WORK INSTRUCTIONS: Return each entry exactly, with none missing.

DATA PROVIDED:
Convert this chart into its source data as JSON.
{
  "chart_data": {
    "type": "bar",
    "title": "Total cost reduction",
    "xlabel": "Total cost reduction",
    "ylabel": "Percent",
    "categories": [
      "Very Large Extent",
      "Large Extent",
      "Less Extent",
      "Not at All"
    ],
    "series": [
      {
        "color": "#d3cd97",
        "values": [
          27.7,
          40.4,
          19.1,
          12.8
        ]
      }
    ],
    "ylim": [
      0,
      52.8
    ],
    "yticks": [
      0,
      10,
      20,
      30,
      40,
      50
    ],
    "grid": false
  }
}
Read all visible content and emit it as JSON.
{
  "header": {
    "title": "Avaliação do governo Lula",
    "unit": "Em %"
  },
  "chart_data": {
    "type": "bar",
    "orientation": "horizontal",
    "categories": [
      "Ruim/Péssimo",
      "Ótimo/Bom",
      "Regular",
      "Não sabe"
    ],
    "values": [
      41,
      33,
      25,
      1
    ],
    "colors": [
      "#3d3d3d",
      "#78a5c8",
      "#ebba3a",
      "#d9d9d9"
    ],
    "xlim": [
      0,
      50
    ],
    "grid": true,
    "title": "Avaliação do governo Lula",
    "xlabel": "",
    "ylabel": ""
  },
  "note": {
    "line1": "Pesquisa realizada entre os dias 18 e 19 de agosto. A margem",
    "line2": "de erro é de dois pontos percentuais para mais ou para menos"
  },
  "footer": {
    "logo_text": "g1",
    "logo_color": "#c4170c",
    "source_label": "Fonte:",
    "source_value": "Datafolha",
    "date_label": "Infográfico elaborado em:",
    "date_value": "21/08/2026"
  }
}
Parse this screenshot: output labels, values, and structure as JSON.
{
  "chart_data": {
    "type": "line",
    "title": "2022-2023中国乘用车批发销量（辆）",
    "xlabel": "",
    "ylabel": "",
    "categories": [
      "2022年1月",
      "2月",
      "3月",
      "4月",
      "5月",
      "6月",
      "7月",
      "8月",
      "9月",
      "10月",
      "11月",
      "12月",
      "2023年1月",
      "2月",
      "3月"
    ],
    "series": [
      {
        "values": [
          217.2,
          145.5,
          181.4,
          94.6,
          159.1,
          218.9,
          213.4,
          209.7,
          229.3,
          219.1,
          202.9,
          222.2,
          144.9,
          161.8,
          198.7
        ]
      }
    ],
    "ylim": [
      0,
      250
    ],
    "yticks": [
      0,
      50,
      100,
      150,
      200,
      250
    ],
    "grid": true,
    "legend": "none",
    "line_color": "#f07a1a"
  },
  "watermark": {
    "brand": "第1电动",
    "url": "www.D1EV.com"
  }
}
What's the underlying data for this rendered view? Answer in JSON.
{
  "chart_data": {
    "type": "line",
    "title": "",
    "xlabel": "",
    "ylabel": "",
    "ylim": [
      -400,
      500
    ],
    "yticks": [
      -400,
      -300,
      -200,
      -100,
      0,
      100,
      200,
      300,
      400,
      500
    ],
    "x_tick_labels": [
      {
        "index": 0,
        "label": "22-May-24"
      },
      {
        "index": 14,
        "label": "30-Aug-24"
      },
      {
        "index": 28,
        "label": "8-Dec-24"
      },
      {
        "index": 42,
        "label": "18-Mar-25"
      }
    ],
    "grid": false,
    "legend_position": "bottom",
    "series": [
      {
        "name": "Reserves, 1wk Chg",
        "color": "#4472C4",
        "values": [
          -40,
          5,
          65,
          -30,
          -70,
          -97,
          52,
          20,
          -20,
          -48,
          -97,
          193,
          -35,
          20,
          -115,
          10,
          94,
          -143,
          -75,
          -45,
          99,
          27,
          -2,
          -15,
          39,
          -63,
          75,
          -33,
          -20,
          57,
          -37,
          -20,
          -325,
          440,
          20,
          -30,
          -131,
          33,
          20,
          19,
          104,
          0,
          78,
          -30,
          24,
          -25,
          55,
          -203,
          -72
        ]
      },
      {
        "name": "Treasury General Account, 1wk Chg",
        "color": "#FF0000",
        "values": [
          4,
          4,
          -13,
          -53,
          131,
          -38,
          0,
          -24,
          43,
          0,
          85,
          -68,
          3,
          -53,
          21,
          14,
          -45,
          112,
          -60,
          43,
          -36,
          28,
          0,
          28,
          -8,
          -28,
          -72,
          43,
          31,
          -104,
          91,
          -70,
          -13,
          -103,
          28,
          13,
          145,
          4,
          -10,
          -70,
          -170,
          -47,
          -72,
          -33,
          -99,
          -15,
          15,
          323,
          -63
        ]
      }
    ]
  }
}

EXPECTED ANSWER:
Convert this chart into its source data as JSON.
{
  "chart_data": {
    "type": "bar",
    "title": "Total cost reduction",
    "xlabel": "Total cost reduction",
    "ylabel": "Percent",
    "categories": [
      "Very Large Extent",
      "Large Extent",
      "Less Extent",
      "Not at All"
    ],
    "series": [
      {
        "color": "#d3cd97",
        "values": [
          27.7,
          40.4,
          19.1,
          12.8
        ]
      }
    ],
    "ylim": [
      0,
      52.8
    ],
    "yticks": [
      0,
      10,
      20,
      30,
      40,
      50
    ],
    "grid": false
  }
}
Read all visible content and emit it as JSON.
{
  "header": {
    "title": "Avaliação do governo Lula",
    "unit": "Em %"
  },
  "chart_data": {
    "type": "bar",
    "orientation": "horizontal",
    "categories": [
      "Ruim/Péssimo",
      "Ótimo/Bom",
      "Regular",
      "Não sabe"
    ],
    "values": [
      41,
      33,
      25,
      1
    ],
    "colors": [
      "#3d3d3d",
      "#78a5c8",
      "#ebba3a",
      "#d9d9d9"
    ],
    "xlim": [
      0,
      50
    ],
    "grid": true,
    "title": "Avaliação do governo Lula",
    "xlabel": "",
    "ylabel": ""
  },
  "note": {
    "line1": "Pesquisa realizada entre os dias 18 e 19 de agosto. A margem",
    "line2": "de erro é de dois pontos percentuais para mais ou para menos"
  },
  "footer": {
    "logo_text": "g1",
    "logo_color": "#c4170c",
    "source_label": "Fonte:",
    "source_value": "Datafolha",
    "date_label": "Infográfico elaborado em:",
    "date_value": "21/08/2026"
  }
}
Parse this screenshot: output labels, values, and structure as JSON.
{
  "chart_data": {
    "type": "line",
    "title": "2022-2023中国乘用车批发销量（辆）",
    "xlabel": "",
    "ylabel": "",
    "categories": [
      "2022年1月",
      "2月",
      "3月",
      "4月",
      "5月",
      "6月",
      "7月",
      "8月",
      "9月",
      "10月",
      "11月",
      "12月",
      "2023年1月",
      "2月",
      "3月"
    ],
    "series": [
      {
        "values": [
          217.2,
          145.5,
          181.4,
          94.6,
          159.1,
          218.9,
          213.4,
          209.7,
          229.3,
          219.1,
          202.9,
          222.2,
          144.9,
          161.8,
          198.7
        ]
      }
    ],
    "ylim": [
      0,
      250
    ],
    "yticks": [
      0,
      50,
      100,
      150,
      200,
      250
    ],
    "grid": true,
    "legend": "none",
    "line_color": "#f07a1a"
  },
  "watermark": {
    "brand": "第1电动",
    "url": "www.D1EV.com"
  }
}
What's the underlying data for this rendered view? Answer in JSON.
{
  "chart_data": {
    "type": "line",
    "title": "",
    "xlabel": "",
    "ylabel": "",
    "ylim": [
      -400,
      500
    ],
    "yticks": [
      -400,
      -300,
      -200,
      -100,
      0,
      100,
      200,
      300,
      400,
      500
    ],
    "x_tick_labels": [
      {
        "index": 0,
        "label": "22-May-24"
      },
      {
        "index": 14,
        "label": "30-Aug-24"
      },
      {
        "index": 28,
        "label": "8-Dec-24"
      },
      {
        "index": 42,
        "label": "18-Mar-25"
      }
    ],
    "grid": false,
    "legend_position": "bottom",
    "series": [
      {
        "name": "Reserves, 1wk Chg",
        "color": "#4472C4",
        "values": [
          -40,
          5,
          65,
          -30,
          -70,
          -97,
          52,
          20,
          -20,
          -48,
          -97,
          193,
          -35,
          20,
          -115,
          10,
          94,
          -143,
          -75,
          -45,
          99,
          27,
          -2,
          -15,
          39,
          -63,
          75,
          -33,
          -20,
          57,
          -37,
          -20,
          -325,
          440,
          20,
          -30,
          -131,
          33,
          20,
          19,
          104,
          0,
          78,
          -30,
          24,
          -25,
          55,
          -203,
          -72
        ]
      },
      {
        "name": "Treasury General Account, 1wk Chg",
        "color": "#FF0000",
        "values": [
          4,
          4,
          -13,
          -53,
          131,
          -38,
          0,
          -24,
          43,
          0,
          85,
          -68,
          3,
          -53,
          21,
          14,
          -45,
          112,
          -60,
          43,
          -36,
          28,
          0,
          28,
          -8,
          -28,
          -72,
          43,
          31,
          -104,
          91,
          -70,
          -13,
          -103,
          28,
          13,
          145,
          4,
          -10,
          -70,
          -170,
          -47,
          -72,
          -33,
          -99,
          -15,
          15,
          323,
          -63
        ]
      }
    ]
  }
}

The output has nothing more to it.